---------- Data extract
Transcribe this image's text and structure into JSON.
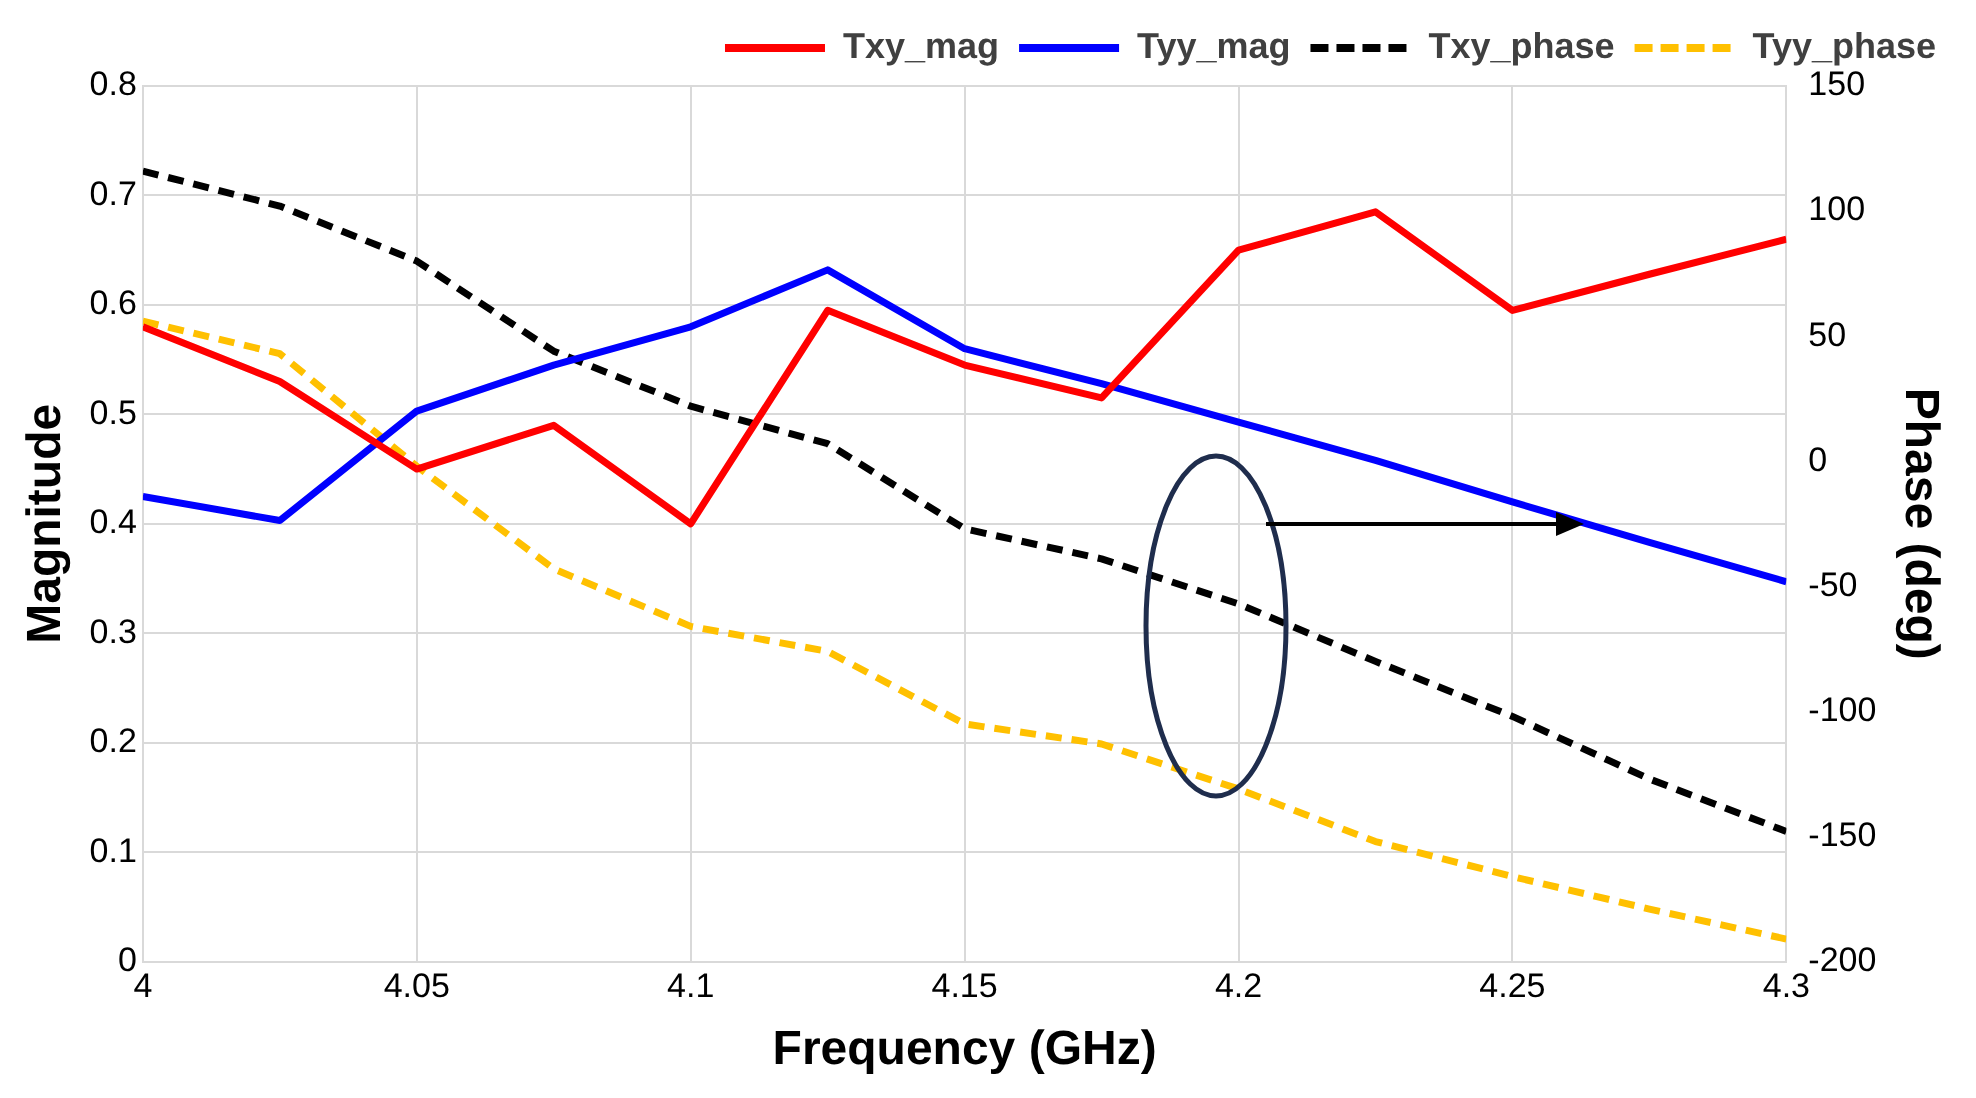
{
  "chart_data": {
    "type": "line",
    "xlabel": "Frequency (GHz)",
    "ylabel": "Magnitude",
    "y2label": "Phase (deg)",
    "x": [
      4,
      4.025,
      4.05,
      4.075,
      4.1,
      4.125,
      4.15,
      4.175,
      4.2,
      4.225,
      4.25,
      4.275,
      4.3
    ],
    "xlim": [
      4,
      4.3
    ],
    "xticks": [
      4,
      4.05,
      4.1,
      4.15,
      4.2,
      4.25,
      4.3
    ],
    "ylim": [
      0,
      0.8
    ],
    "yticks": [
      0,
      0.1,
      0.2,
      0.3,
      0.4,
      0.5,
      0.6,
      0.7,
      0.8
    ],
    "y2lim": [
      -200,
      150
    ],
    "y2ticks": [
      -200,
      -150,
      -100,
      -50,
      0,
      50,
      100,
      150
    ],
    "grid": true,
    "legend": "top right",
    "marker": "none",
    "series": [
      {
        "name": "Txy_mag",
        "color": "#ff0000",
        "line_style": "solid",
        "values": [
          0.58,
          0.53,
          0.45,
          0.49,
          0.4,
          0.595,
          0.545,
          0.515,
          0.65,
          0.685,
          0.595,
          0.628,
          0.66
        ]
      },
      {
        "name": "Tyy_mag",
        "color": "#0000ff",
        "line_style": "solid",
        "values": [
          0.425,
          0.403,
          0.503,
          0.545,
          0.58,
          0.632,
          0.56,
          0.528,
          0.493,
          0.458,
          0.42,
          0.383,
          0.347
        ]
      },
      {
        "name": "Txy_phase",
        "color": "#000000",
        "line_style": "dashed",
        "axis": "y2",
        "values": [
          116,
          102,
          80,
          44,
          22,
          7,
          -27,
          -39,
          -57,
          -80,
          -102,
          -127,
          -148
        ]
      },
      {
        "name": "Tyy_phase",
        "color": "#ffc000",
        "line_style": "dashed",
        "axis": "y2",
        "values": [
          56,
          43,
          -2,
          -43,
          -66,
          -76,
          -105,
          -113,
          -131,
          -152,
          -166,
          -179,
          -191
        ]
      }
    ]
  }
}
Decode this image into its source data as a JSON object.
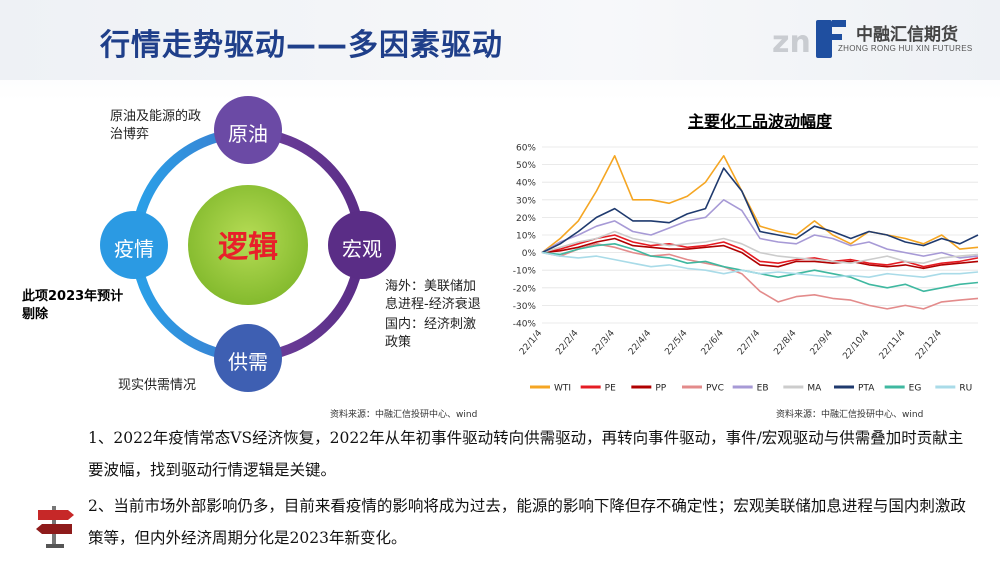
--------------------
Which lines contain "image"? Show each of them.

Answer:
Transcribe this image's text and structure into JSON.
Decode this image into its source data as a JSON object.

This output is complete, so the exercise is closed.